=== EXCERPTED DATA ===
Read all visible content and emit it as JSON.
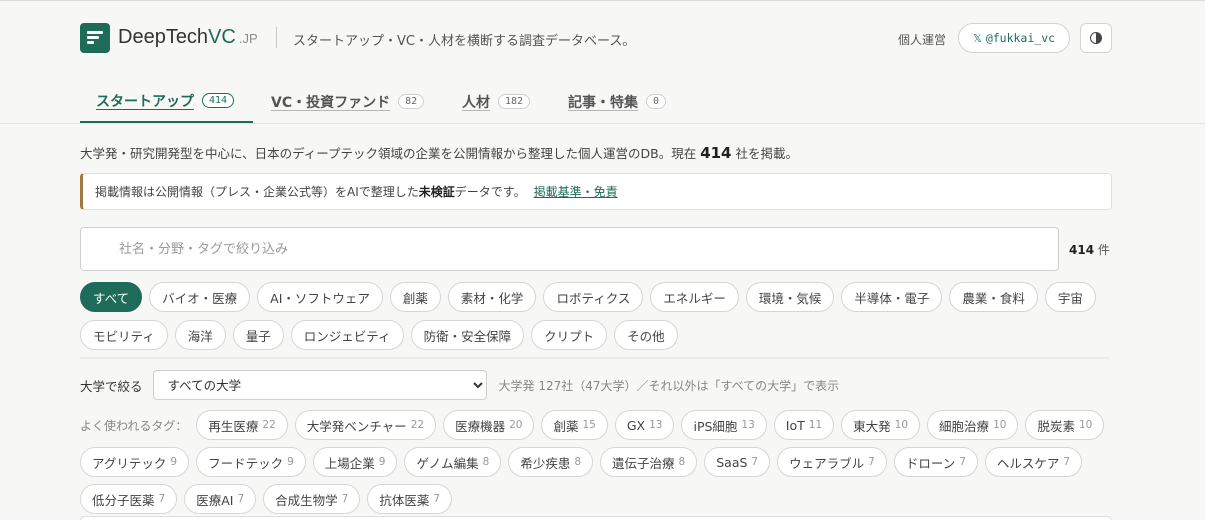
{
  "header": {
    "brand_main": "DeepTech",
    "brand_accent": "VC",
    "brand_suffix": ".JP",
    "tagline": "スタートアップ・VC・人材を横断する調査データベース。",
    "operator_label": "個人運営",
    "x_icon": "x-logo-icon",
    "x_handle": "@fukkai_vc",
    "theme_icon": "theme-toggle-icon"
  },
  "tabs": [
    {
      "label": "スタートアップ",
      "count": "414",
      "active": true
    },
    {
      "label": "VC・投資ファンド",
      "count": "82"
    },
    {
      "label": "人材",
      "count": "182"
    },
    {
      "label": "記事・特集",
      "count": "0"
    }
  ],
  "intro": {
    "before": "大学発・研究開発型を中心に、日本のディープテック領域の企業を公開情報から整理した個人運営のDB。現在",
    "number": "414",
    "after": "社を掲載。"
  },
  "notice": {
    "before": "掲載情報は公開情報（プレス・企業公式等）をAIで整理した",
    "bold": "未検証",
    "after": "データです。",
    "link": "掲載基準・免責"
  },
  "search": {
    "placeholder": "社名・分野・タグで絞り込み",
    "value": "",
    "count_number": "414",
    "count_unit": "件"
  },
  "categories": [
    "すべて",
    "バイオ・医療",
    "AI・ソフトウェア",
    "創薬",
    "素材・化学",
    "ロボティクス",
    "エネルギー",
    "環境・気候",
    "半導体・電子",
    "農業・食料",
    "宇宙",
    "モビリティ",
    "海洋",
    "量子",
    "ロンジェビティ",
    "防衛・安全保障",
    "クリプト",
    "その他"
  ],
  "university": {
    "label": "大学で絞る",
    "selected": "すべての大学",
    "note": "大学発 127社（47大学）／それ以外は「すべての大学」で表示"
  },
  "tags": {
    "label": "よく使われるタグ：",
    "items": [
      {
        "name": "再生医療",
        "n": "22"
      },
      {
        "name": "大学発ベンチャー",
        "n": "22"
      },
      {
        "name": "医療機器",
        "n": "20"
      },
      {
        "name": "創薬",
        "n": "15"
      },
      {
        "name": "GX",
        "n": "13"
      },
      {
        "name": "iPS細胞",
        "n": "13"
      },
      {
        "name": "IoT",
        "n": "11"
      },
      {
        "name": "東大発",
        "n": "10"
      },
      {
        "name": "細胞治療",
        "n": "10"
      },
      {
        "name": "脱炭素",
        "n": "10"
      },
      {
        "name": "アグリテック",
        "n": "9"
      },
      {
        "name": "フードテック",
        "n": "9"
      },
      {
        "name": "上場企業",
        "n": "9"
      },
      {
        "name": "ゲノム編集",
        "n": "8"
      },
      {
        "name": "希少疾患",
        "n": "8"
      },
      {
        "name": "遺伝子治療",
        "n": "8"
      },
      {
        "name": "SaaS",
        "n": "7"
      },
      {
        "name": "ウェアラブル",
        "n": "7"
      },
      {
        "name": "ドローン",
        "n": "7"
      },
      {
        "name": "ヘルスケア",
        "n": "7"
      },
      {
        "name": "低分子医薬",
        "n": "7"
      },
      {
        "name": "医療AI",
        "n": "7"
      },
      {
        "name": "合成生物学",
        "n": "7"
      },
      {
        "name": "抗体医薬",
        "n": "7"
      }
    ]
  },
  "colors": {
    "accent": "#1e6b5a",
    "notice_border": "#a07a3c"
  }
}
==
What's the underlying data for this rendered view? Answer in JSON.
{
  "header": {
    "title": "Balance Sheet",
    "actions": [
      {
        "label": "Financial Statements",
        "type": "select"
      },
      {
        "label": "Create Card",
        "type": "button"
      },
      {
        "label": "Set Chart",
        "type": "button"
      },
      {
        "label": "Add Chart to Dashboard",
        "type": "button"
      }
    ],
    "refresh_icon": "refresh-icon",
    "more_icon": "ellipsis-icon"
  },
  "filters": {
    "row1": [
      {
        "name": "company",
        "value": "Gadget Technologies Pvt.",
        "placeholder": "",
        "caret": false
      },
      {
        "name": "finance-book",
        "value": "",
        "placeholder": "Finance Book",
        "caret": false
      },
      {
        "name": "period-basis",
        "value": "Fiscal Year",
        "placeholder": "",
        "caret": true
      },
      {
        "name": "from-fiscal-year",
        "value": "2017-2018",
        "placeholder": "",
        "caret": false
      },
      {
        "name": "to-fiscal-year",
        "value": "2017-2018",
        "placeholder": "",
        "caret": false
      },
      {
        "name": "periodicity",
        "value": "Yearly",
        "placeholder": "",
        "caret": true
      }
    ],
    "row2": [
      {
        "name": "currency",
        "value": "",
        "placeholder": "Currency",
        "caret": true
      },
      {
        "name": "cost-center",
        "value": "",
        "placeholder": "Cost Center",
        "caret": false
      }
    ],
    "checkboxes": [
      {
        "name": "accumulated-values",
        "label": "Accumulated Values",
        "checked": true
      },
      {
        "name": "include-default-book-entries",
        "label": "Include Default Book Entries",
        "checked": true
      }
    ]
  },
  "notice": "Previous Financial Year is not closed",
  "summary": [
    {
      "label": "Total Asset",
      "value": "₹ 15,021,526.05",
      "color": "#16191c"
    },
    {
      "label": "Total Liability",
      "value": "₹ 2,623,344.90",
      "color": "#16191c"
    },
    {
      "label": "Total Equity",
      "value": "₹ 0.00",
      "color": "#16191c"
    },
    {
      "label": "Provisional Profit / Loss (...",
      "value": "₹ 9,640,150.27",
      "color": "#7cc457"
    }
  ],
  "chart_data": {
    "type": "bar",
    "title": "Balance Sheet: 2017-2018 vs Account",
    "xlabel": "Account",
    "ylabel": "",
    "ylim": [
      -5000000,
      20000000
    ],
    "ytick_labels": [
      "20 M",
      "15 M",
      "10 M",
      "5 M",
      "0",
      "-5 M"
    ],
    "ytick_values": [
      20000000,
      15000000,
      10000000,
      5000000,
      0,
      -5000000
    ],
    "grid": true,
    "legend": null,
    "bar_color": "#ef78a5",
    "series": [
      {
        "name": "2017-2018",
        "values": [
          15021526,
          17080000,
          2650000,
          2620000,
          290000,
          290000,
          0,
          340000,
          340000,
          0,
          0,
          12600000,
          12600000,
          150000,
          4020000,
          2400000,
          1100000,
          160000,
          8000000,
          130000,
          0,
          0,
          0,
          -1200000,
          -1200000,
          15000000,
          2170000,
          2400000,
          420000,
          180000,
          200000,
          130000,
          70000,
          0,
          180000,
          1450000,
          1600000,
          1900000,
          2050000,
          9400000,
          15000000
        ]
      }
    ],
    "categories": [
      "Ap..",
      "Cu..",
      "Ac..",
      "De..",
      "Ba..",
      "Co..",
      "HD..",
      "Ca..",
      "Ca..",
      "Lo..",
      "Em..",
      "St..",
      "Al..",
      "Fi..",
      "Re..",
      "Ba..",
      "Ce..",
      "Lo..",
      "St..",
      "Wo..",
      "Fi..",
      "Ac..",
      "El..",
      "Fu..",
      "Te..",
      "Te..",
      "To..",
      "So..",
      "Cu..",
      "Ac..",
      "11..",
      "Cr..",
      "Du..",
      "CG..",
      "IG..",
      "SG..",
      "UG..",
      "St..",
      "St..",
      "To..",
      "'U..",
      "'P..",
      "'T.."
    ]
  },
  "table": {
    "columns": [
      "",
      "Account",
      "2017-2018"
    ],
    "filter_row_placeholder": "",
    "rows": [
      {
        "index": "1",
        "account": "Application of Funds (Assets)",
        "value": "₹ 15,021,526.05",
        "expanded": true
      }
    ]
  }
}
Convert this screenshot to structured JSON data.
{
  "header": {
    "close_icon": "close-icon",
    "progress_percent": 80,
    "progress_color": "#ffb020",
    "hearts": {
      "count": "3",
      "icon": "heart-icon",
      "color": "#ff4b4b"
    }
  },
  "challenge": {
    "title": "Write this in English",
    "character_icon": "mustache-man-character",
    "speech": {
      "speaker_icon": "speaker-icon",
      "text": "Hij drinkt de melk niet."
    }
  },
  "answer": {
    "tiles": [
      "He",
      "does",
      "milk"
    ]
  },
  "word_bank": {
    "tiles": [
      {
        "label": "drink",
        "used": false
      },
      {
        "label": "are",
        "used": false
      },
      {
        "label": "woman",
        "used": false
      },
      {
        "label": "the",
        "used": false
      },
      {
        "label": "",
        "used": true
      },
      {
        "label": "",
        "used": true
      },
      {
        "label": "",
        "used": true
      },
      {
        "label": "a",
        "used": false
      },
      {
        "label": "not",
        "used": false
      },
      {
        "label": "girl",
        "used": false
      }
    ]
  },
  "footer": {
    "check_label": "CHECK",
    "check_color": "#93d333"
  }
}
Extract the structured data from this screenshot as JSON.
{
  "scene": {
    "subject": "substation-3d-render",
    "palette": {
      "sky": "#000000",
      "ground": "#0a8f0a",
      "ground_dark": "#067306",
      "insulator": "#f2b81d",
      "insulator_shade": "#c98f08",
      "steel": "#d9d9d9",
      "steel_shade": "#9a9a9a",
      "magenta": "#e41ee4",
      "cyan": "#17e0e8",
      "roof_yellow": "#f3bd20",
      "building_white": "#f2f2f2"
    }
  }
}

=== AIM ===
Pull every line containing "Financial" from the data.

=== FINAL RESULT ===
        "label": "Financial Statements",
  "notice": "Previous Financial Year is not closed",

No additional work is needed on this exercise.